**Task material:**

══════════════════════════════

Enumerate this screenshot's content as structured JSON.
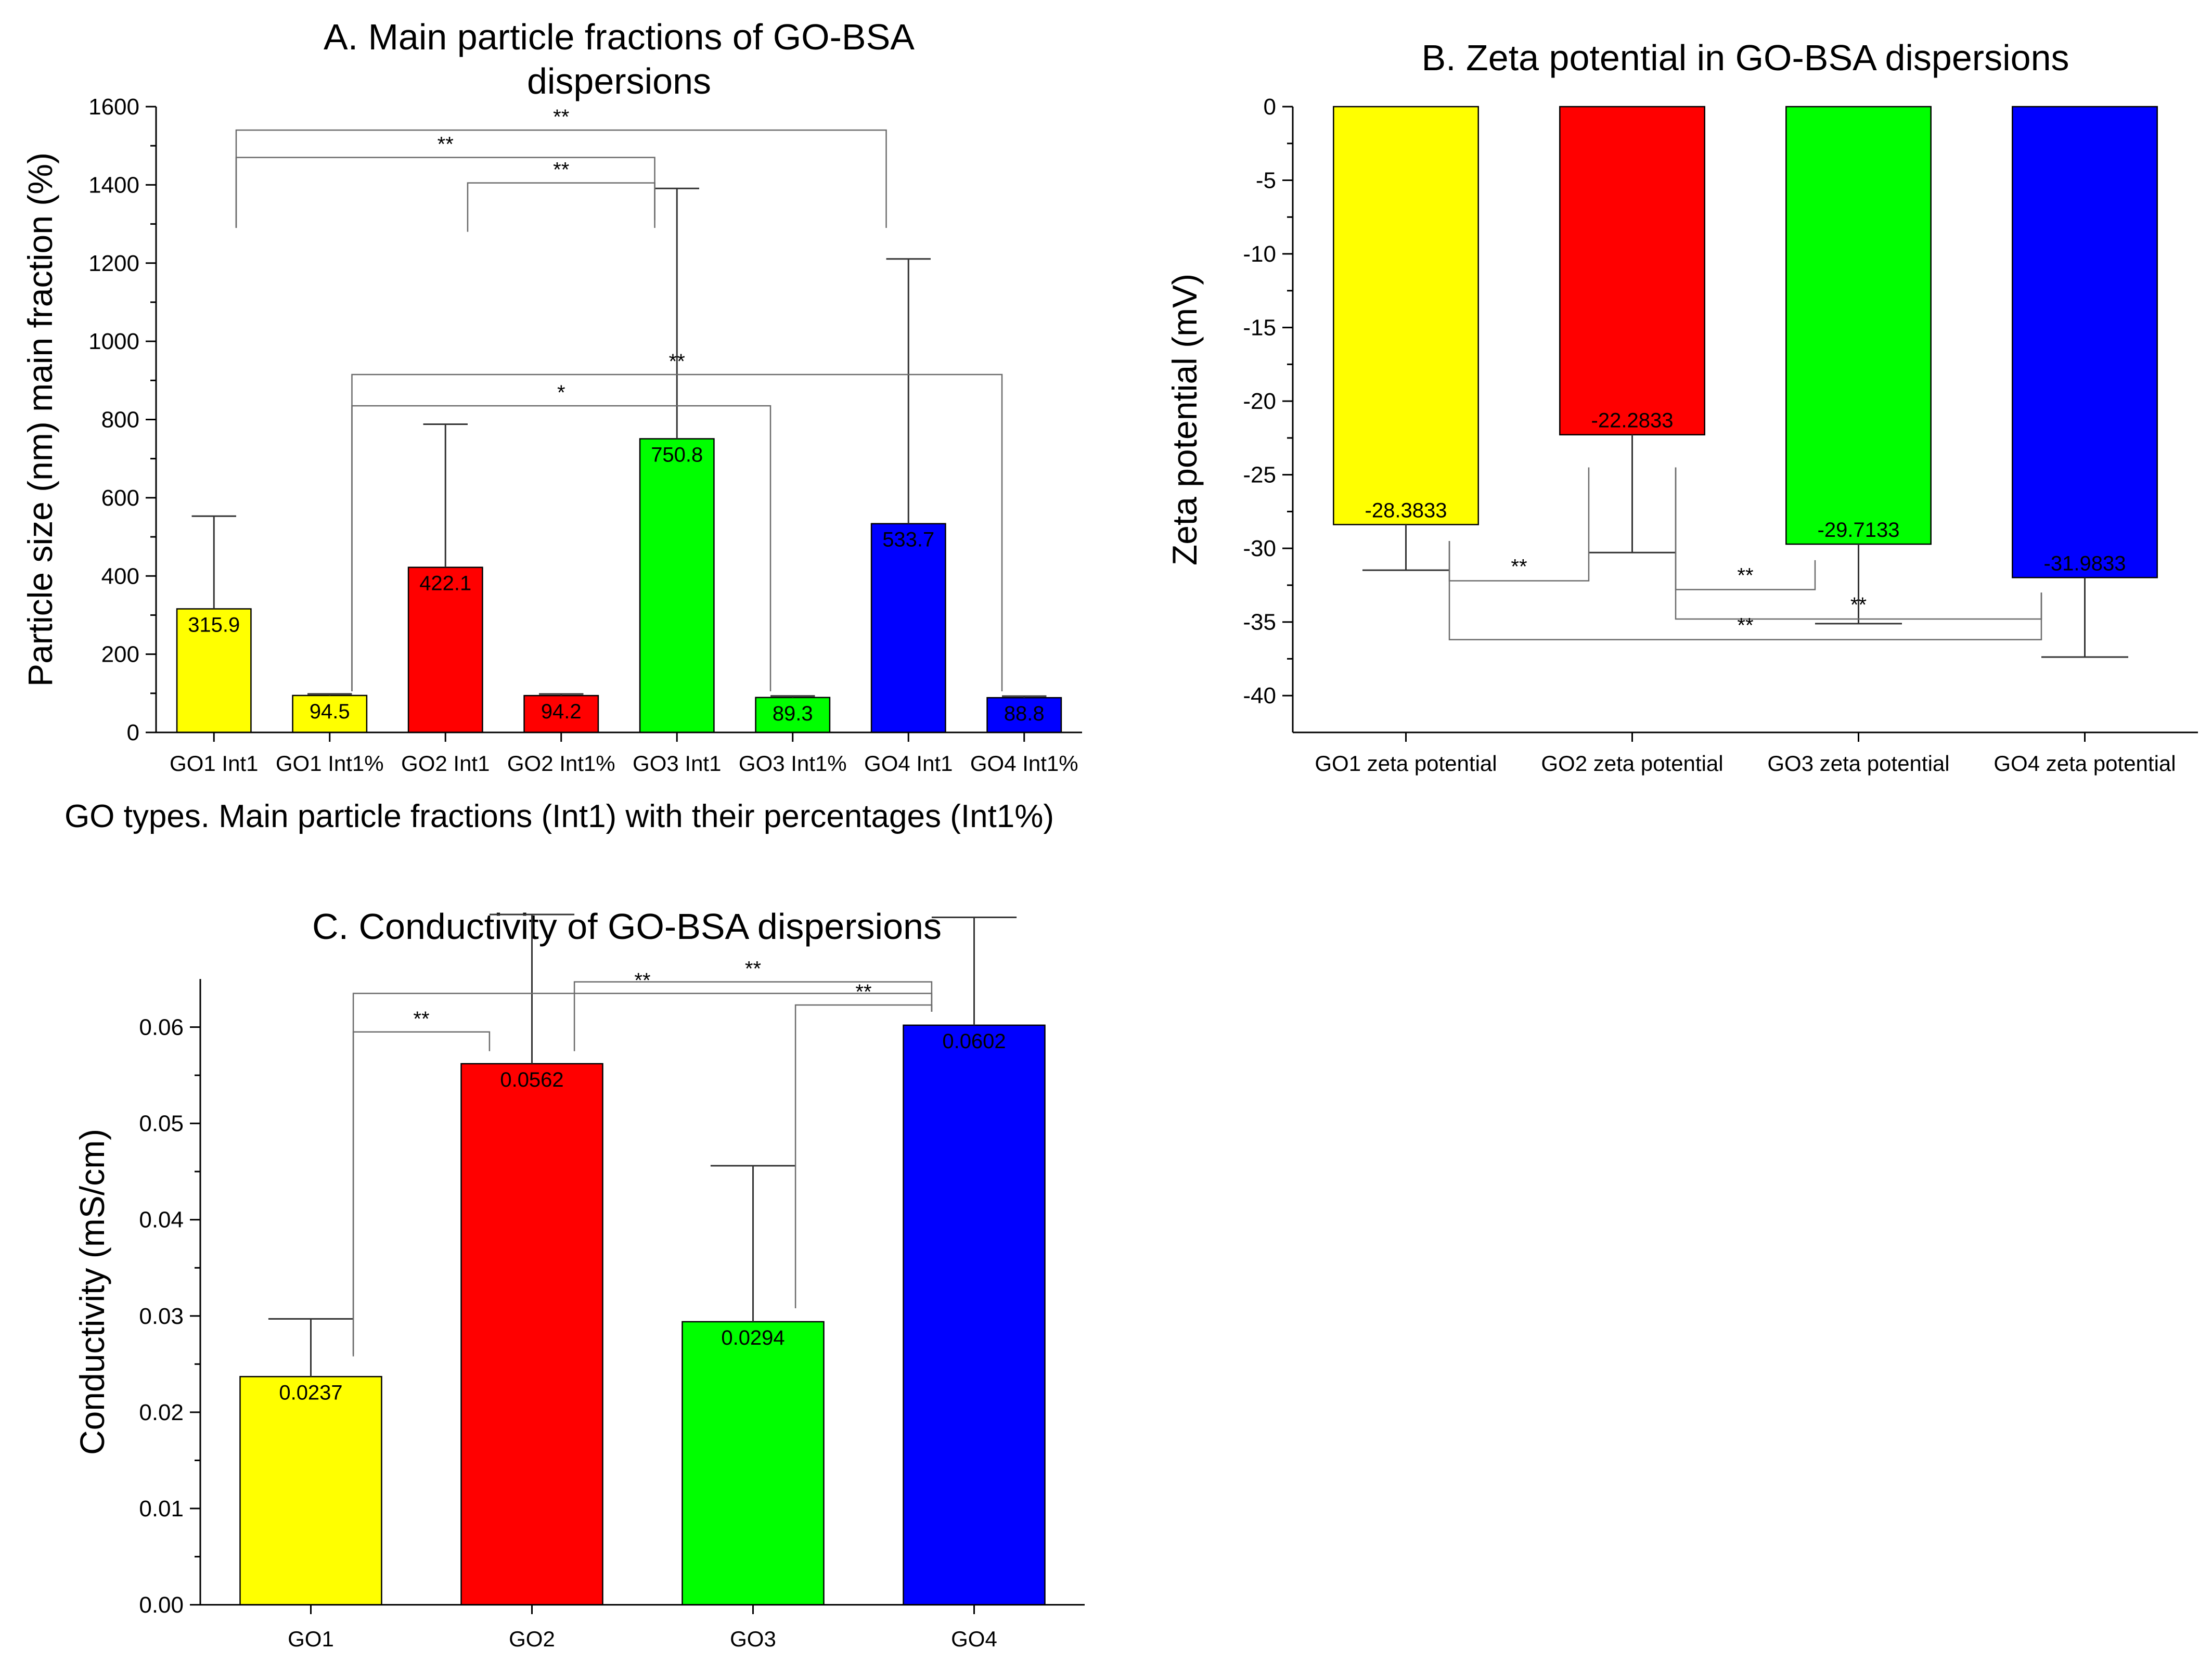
{
  "chart_data": [
    {
      "id": "A",
      "type": "bar",
      "title": "A. Main particle fractions of GO-BSA dispersions",
      "title_lines": [
        "A. Main particle fractions of GO-BSA",
        "dispersions"
      ],
      "ylabel": "Particle size (nm) main fraction (%)",
      "xlabel": "GO types. Main particle fractions (Int1) with their percentages (Int1%)",
      "ylim": [
        0,
        1600
      ],
      "yticks": [
        0,
        200,
        400,
        600,
        800,
        1000,
        1200,
        1400,
        1600
      ],
      "ytick_labels": [
        "0",
        "200",
        "400",
        "600",
        "800",
        "1000",
        "1200",
        "1400",
        "1600"
      ],
      "categories": [
        "GO1 Int1",
        "GO1 Int1%",
        "GO2 Int1",
        "GO2 Int1%",
        "GO3 Int1",
        "GO3 Int1%",
        "GO4 Int1",
        "GO4 Int1%"
      ],
      "values": [
        315.9,
        94.5,
        422.1,
        94.2,
        750.8,
        89.3,
        533.7,
        88.8
      ],
      "value_labels": [
        "315.9",
        "94.5",
        "422.1",
        "94.2",
        "750.8",
        "89.3",
        "533.7",
        "88.8"
      ],
      "errors": [
        237,
        4,
        366,
        4,
        640,
        4,
        677,
        4
      ],
      "colors": [
        "#ffff00",
        "#ffff00",
        "#ff0000",
        "#ff0000",
        "#00ff00",
        "#00ff00",
        "#0000ff",
        "#0000ff"
      ],
      "significance": [
        {
          "from": 0,
          "to": 6,
          "label": "**",
          "level": 1540,
          "from_end": 1290,
          "to_end": 1290
        },
        {
          "from": 0,
          "to": 4,
          "label": "**",
          "level": 1470,
          "from_end": 1290,
          "to_end": 1310
        },
        {
          "from": 2,
          "to": 4,
          "label": "**",
          "level": 1405,
          "from_end": 1280,
          "to_end": 1290
        },
        {
          "from": 1,
          "to": 7,
          "label": "**",
          "level": 915,
          "from_end": 105,
          "to_end": 105
        },
        {
          "from": 1,
          "to": 5,
          "label": "*",
          "level": 835,
          "from_end": 105,
          "to_end": 105
        }
      ]
    },
    {
      "id": "B",
      "type": "bar",
      "title": "B. Zeta potential in GO-BSA dispersions",
      "ylabel": "Zeta potential (mV)",
      "xlabel": "",
      "ylim": [
        -42.5,
        0
      ],
      "yticks": [
        0,
        -5,
        -10,
        -15,
        -20,
        -25,
        -30,
        -35,
        -40
      ],
      "ytick_labels": [
        "0",
        "-5",
        "-10",
        "-15",
        "-20",
        "-25",
        "-30",
        "-35",
        "-40"
      ],
      "categories": [
        "GO1 zeta potential",
        "GO2 zeta potential",
        "GO3 zeta potential",
        "GO4 zeta potential"
      ],
      "values": [
        -28.3833,
        -22.2833,
        -29.7133,
        -31.9833
      ],
      "value_labels": [
        "-28.3833",
        "-22.2833",
        "-29.7133",
        "-31.9833"
      ],
      "errors": [
        3.1,
        8.0,
        5.4,
        5.4
      ],
      "colors": [
        "#ffff00",
        "#ff0000",
        "#00ff00",
        "#0000ff"
      ],
      "significance": [
        {
          "from": 0,
          "to": 1,
          "label": "**",
          "level": -32.2,
          "from_end": -29.5,
          "to_end": -24.5
        },
        {
          "from": 1,
          "to": 2,
          "label": "**",
          "level": -32.8,
          "from_end": -24.5,
          "to_end": -30.8
        },
        {
          "from": 1,
          "to": 3,
          "label": "**",
          "level": -34.8,
          "from_end": -24.5,
          "to_end": -33.0
        },
        {
          "from": 0,
          "to": 3,
          "label": "**",
          "level": -36.2,
          "from_end": -29.5,
          "to_end": -33.0
        }
      ]
    },
    {
      "id": "C",
      "type": "bar",
      "title": "C. Conductivity of GO-BSA dispersions",
      "ylabel": "Conductivity (mS/cm)",
      "xlabel": "",
      "ylim": [
        0,
        0.065
      ],
      "yticks": [
        0,
        0.01,
        0.02,
        0.03,
        0.04,
        0.05,
        0.06
      ],
      "ytick_labels": [
        "0.00",
        "0.01",
        "0.02",
        "0.03",
        "0.04",
        "0.05",
        "0.06"
      ],
      "categories": [
        "GO1",
        "GO2",
        "GO3",
        "GO4"
      ],
      "values": [
        0.0237,
        0.0562,
        0.0294,
        0.0602
      ],
      "value_labels": [
        "0.0237",
        "0.0562",
        "0.0294",
        "0.0602"
      ],
      "errors": [
        0.006,
        0.0155,
        0.0162,
        0.0112
      ],
      "colors": [
        "#ffff00",
        "#ff0000",
        "#00ff00",
        "#0000ff"
      ],
      "significance": [
        {
          "from": 0,
          "to": 3,
          "label": "**",
          "level": 0.0635,
          "from_end": 0.0258,
          "to_end": 0.0616
        },
        {
          "from": 1,
          "to": 3,
          "label": "**",
          "level": 0.0647,
          "from_end": 0.0575,
          "to_end": 0.0616
        },
        {
          "from": 0,
          "to": 1,
          "label": "**",
          "level": 0.0595,
          "from_end": 0.026,
          "to_end": 0.0575
        },
        {
          "from": 2,
          "to": 3,
          "label": "**",
          "level": 0.0623,
          "from_end": 0.0308,
          "to_end": 0.0616
        }
      ]
    }
  ]
}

══════════════════════════════

**Your objective:**
Copy down every line of the entries containing the word "potential".

**Exercise result:**
      "title": "B. Zeta potential in GO-BSA dispersions",
      "ylabel": "Zeta potential (mV)",
        "GO1 zeta potential",
        "GO2 zeta potential",
        "GO3 zeta potential",
        "GO4 zeta potential"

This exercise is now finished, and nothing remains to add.